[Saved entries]
** Start **
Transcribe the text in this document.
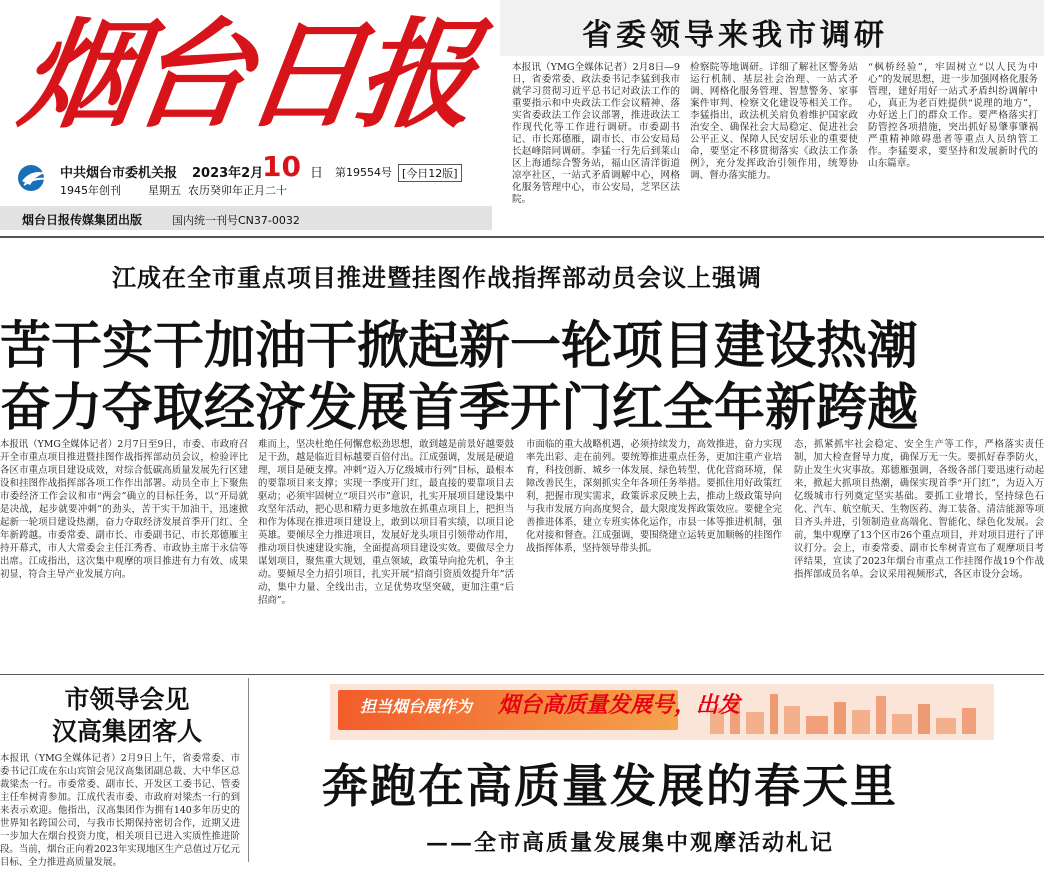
烟台日报
中共烟台市委机关报 2023年2月
10 日 第19554号 [今日12版]
1945年创刊 星期五 农历癸卯年正月二十
烟台日报传媒集团出版	国内统一刊号CN37-0032
省委领导来我市调研
本报讯（YMG全媒体记者）2月8日—9日，省委常委、政法委书记李猛到我市就学习贯彻习近平总书记对政法工作的重要指示和中央政法工作会议精神、落实省委政法工作会议部署，推进政法工作现代化等工作进行调研。市委副书记、市长郑德雁，副市长、市公安局局长赵峰陪同调研。李猛一行先后到莱山区上海通综合警务站，福山区清洋街道凉亭社区，一站式矛盾调解中心，网格化服务管理中心，市公安局，芝罘区法院。
检察院等地调研。详细了解社区警务站运行机制、基层社会治理、一站式矛调、网格化服务管理、智慧警务、家事案件审判、检察文化建设等相关工作。李猛指出，政法机关肩负着维护国家政治安全、确保社会大局稳定、促进社会公平正义、保障人民安居乐业的重要使命，要坚定不移贯彻落实《政法工作条例》，充分发挥政治引领作用，统筹协调、督办落实能力。
“枫桥经验”，牢固树立“以人民为中心”的发展思想，进一步加强网格化服务管理，建好用好一站式矛盾纠纷调解中心，真正为老百姓提供“说理的地方”，办好送上门的群众工作。要严格落实打防管控各项措施，突出抓好易肇事肇祸严重精神障碍患者等重点人员纳管工作。李猛要求，要坚持和发展新时代的山东篇章。
江成在全市重点项目推进暨挂图作战指挥部动员会议上强调
苦干实干加油干掀起新一轮项目建设热潮
奋力夺取经济发展首季开门红全年新跨越
本报讯（YMG全媒体记者）2月7日至9日，市委、市政府召开全市重点项目推进暨挂图作战指挥部动员会议，检验评比各区市重点项目建设成效，对综合低碳高质量发展先行区建设和挂图作战指挥部各项工作作出部署。动员全市上下聚焦市委经济工作会议和市“两会”确立的目标任务，以“开局就是决战，起步就要冲刺”的劲头，苦干实干加油干，迅速掀起新一轮项目建设热潮，奋力夺取经济发展首季开门红、全年新跨越。市委常委、副市长、市委副书记、市长郑德雁主持开幕式，市人大常委会主任江秀香、市政协主席于永信等出席。江成指出，这次集中观摩的项目推进有力有效、成果初显，符合主导产业发展方向。
难而上，坚决杜绝任何懈怠松劲思想，敢到越是前景好越要鼓足干劲，越是临近目标越要百倍付出。江成强调，发展是硬道理，项目是硬支撑。冲刺“迈入万亿级城市行列”目标，最根本的要靠项目来支撑；实现一季度开门红，最直接的要靠项目去驱动；必须牢固树立“项目兴市”意识，扎实开展项目建设集中攻坚年活动，把心思和精力更多地放在抓重点项目上，把担当和作为体现在推进项目建设上，敢到以项目看实绩，以项目论英雄。要倾尽全力推进项目，发展好龙头项目引领带动作用，推动项目快速建设实施，全面提高项目建设实效。要做尽全力谋划项目，聚焦重大规划，重点领域，政策导向抢先机，争主动。要倾尽全力招引项目，扎实开展“招商引资质效提升年”活动，集中力量、全线出击，立足优势攻坚突破，更加注重“后招商”。
市面临的重大战略机遇，必须持续发力，高效推进，奋力实现率先出彩、走在前列。要统筹推进重点任务，更加注重产业培育，科技创新、城乡一体发展、绿色转型、优化营商环境，保障改善民生，深刻抓实全年各项任务举措。要抓住用好政策红利，把握市现实需求，政策诉求反映上去，推动上级政策导向与我市发展方向高度契合，最大限度发挥政策效应。要健全完善推进体系，建立专班实体化运作，市县一体等推进机制，强化对接和督查。江成强调，要围绕建立运转更加顺畅的挂图作战指挥体系，坚持领导带头抓。
态，抓紧抓牢社会稳定、安全生产等工作，严格落实责任制，加大检查督导力度，确保万无一失。要抓好春季防火，防止发生火灾事故。郑德雁强调，各级各部门要迅速行动起来，掀起大抓项目热潮，确保实现首季“开门红”，为迈入万亿级城市行列奠定坚实基础。要抓工业增长，坚持绿色石化、汽车、航空航天、生物医药、海工装备、清洁能源等项目齐头并进，引领制造业高端化、智能化、绿色化发展。会前，集中观摩了13个区市26个重点项目，并对项目进行了评议打分。会上，市委常委、副市长牟树青宣布了观摩项目考评结果，宣读了2023年烟台市重点工作挂图作战19个作战指挥部成员名单。会议采用视频形式，各区市设分会场。
市领导会见
汉高集团客人
本报讯（YMG全媒体记者）2月9日上午，省委常委、市委书记江成在东山宾馆会见汉高集团副总裁、大中华区总裁梁杰一行。市委常委、副市长、开发区工委书记、管委主任牟树青参加。江成代表市委、市政府对梁杰一行的到来表示欢迎。他指出，汉高集团作为拥有140多年历史的世界知名跨国公司，与我市长期保持密切合作，近期又进一步加大在烟台投资力度，相关项目已进入实质性推进阶段。当前，烟台正向着2023年实现地区生产总值过万亿元目标、全力推进高质量发展。
担当烟台展作为 烟台高质量发展号，出发
奔跑在高质量发展的春天里
——全市高质量发展集中观摩活动札记
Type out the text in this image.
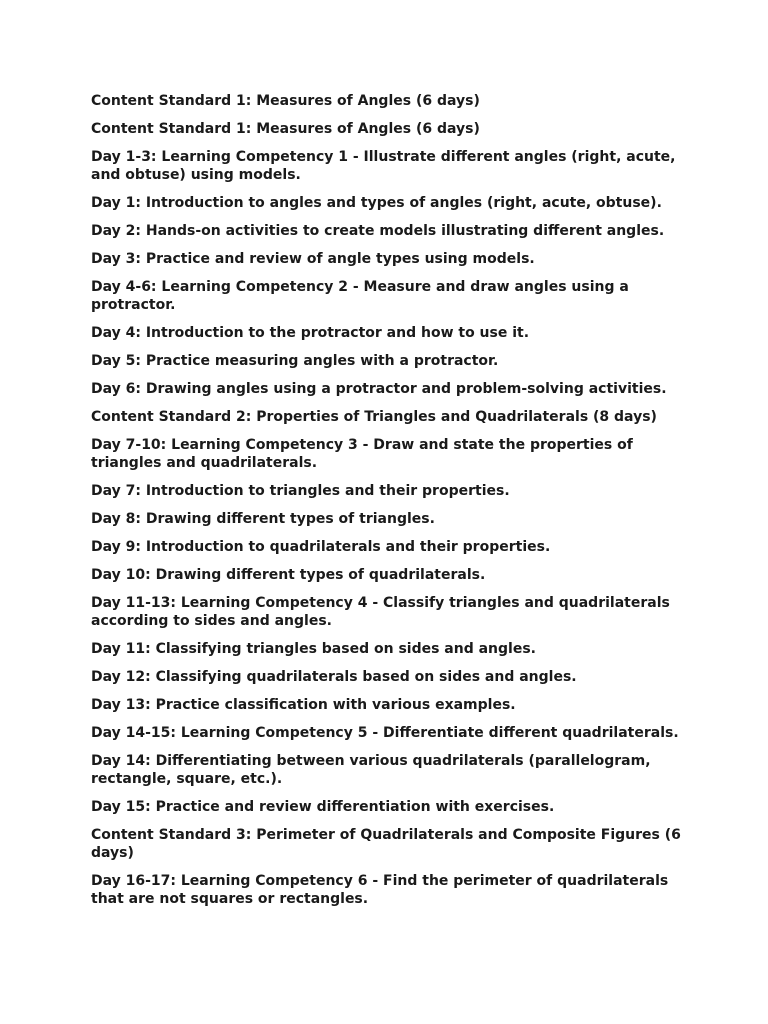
Content Standard 1: Measures of Angles (6 days)

Content Standard 1: Measures of Angles (6 days)

Day 1-3: Learning Competency 1 - Illustrate different angles (right, acute, and obtuse) using models.

Day 1: Introduction to angles and types of angles (right, acute, obtuse).

Day 2: Hands-on activities to create models illustrating different angles.

Day 3: Practice and review of angle types using models.

Day 4-6: Learning Competency 2 - Measure and draw angles using a protractor.

Day 4: Introduction to the protractor and how to use it.

Day 5: Practice measuring angles with a protractor.

Day 6: Drawing angles using a protractor and problem-solving activities.

Content Standard 2: Properties of Triangles and Quadrilaterals (8 days)

Day 7-10: Learning Competency 3 - Draw and state the properties of triangles and quadrilaterals.

Day 7: Introduction to triangles and their properties.

Day 8: Drawing different types of triangles.

Day 9: Introduction to quadrilaterals and their properties.

Day 10: Drawing different types of quadrilaterals.

Day 11-13: Learning Competency 4 - Classify triangles and quadrilaterals according to sides and angles.

Day 11: Classifying triangles based on sides and angles.

Day 12: Classifying quadrilaterals based on sides and angles.

Day 13: Practice classification with various examples.

Day 14-15: Learning Competency 5 - Differentiate different quadrilaterals.

Day 14: Differentiating between various quadrilaterals (parallelogram, rectangle, square, etc.).

Day 15: Practice and review differentiation with exercises.

Content Standard 3: Perimeter of Quadrilaterals and Composite Figures (6 days)

Day 16-17: Learning Competency 6 - Find the perimeter of quadrilaterals that are not squares or rectangles.
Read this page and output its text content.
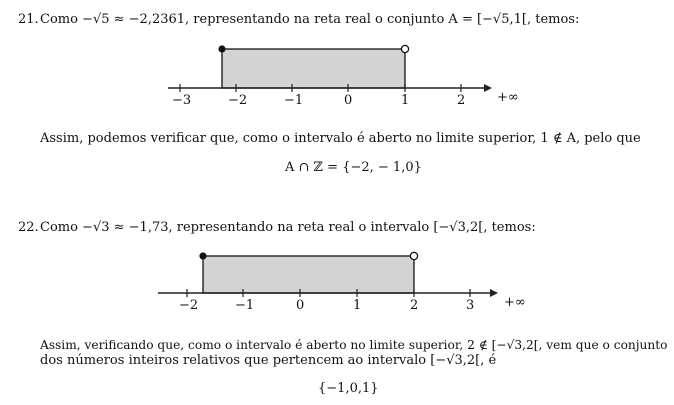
21. Como −√5 ≈ −2,2361, representando na reta real o conjunto A = [−√5,1[, temos:
−3	−2	−1	0	1	2 +∞
Assim, podemos verificar que, como o intervalo é aberto no limite superior, 1 ∉ A, pelo que
A ∩ ℤ = {−2, − 1,0}
22. Como −√3 ≈ −1,73, representando na reta real o intervalo [−√3,2[, temos:
−2	−1	0	1	2	3 +∞
Assim, verificando que, como o intervalo é aberto no limite superior, 2 ∉ [−√3,2[, vem que o conjunto
dos números inteiros relativos que pertencem ao intervalo [−√3,2[, é
{−1,0,1}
** End **
*Task to complete:*
Filter the listing above by the word "Classifying"; copy each line that passes.

*Response:*
Day 11: Classifying triangles based on sides and angles.
Day 12: Classifying quadrilaterals based on sides and angles.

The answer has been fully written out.